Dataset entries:
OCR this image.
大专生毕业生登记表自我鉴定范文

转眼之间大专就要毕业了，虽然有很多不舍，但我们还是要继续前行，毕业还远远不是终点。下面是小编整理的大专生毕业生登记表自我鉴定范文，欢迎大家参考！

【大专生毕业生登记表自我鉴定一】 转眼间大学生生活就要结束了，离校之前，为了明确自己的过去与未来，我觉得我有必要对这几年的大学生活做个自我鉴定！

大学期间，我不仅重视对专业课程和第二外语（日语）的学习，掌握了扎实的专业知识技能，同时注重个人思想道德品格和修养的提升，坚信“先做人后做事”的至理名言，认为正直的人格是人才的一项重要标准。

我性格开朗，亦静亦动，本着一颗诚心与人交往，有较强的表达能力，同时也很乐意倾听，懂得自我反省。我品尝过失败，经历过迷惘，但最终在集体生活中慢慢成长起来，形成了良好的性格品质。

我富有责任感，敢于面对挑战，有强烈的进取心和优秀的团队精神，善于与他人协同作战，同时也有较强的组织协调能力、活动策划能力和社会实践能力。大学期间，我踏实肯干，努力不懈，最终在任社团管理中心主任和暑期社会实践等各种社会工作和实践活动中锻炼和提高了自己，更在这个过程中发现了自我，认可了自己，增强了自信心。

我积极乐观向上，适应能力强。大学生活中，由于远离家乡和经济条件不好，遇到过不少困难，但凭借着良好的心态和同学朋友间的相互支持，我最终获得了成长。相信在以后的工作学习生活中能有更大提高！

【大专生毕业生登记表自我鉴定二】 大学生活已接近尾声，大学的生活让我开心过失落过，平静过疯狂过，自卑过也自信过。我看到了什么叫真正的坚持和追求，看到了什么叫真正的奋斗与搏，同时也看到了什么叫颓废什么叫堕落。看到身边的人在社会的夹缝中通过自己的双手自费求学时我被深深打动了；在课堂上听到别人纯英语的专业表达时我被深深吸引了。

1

Goal — Write down all the entries again without a single difference.

Expected answer —
OCR this image.
大专生毕业生登记表自我鉴定范文

转眼之间大专就要毕业了，虽然有很多不舍，但我们还是要继续前行，毕业还远远不是终点。下面是小编整理的大专生毕业生登记表自我鉴定范文，欢迎大家参考！

【大专生毕业生登记表自我鉴定一】 转眼间大学生生活就要结束了，离校之前，为了明确自己的过去与未来，我觉得我有必要对这几年的大学生活做个自我鉴定！

大学期间，我不仅重视对专业课程和第二外语（日语）的学习，掌握了扎实的专业知识技能，同时注重个人思想道德品格和修养的提升，坚信“先做人后做事”的至理名言，认为正直的人格是人才的一项重要标准。

我性格开朗，亦静亦动，本着一颗诚心与人交往，有较强的表达能力，同时也很乐意倾听，懂得自我反省。我品尝过失败，经历过迷惘，但最终在集体生活中慢慢成长起来，形成了良好的性格品质。

我富有责任感，敢于面对挑战，有强烈的进取心和优秀的团队精神，善于与他人协同作战，同时也有较强的组织协调能力、活动策划能力和社会实践能力。大学期间，我踏实肯干，努力不懈，最终在任社团管理中心主任和暑期社会实践等各种社会工作和实践活动中锻炼和提高了自己，更在这个过程中发现了自我，认可了自己，增强了自信心。

我积极乐观向上，适应能力强。大学生活中，由于远离家乡和经济条件不好，遇到过不少困难，但凭借着良好的心态和同学朋友间的相互支持，我最终获得了成长。相信在以后的工作学习生活中能有更大提高！

【大专生毕业生登记表自我鉴定二】 大学生活已接近尾声，大学的生活让我开心过失落过，平静过疯狂过，自卑过也自信过。我看到了什么叫真正的坚持和追求，看到了什么叫真正的奋斗与搏，同时也看到了什么叫颓废什么叫堕落。看到身边的人在社会的夹缝中通过自己的双手自费求学时我被深深打动了；在课堂上听到别人纯英语的专业表达时我被深深吸引了。

1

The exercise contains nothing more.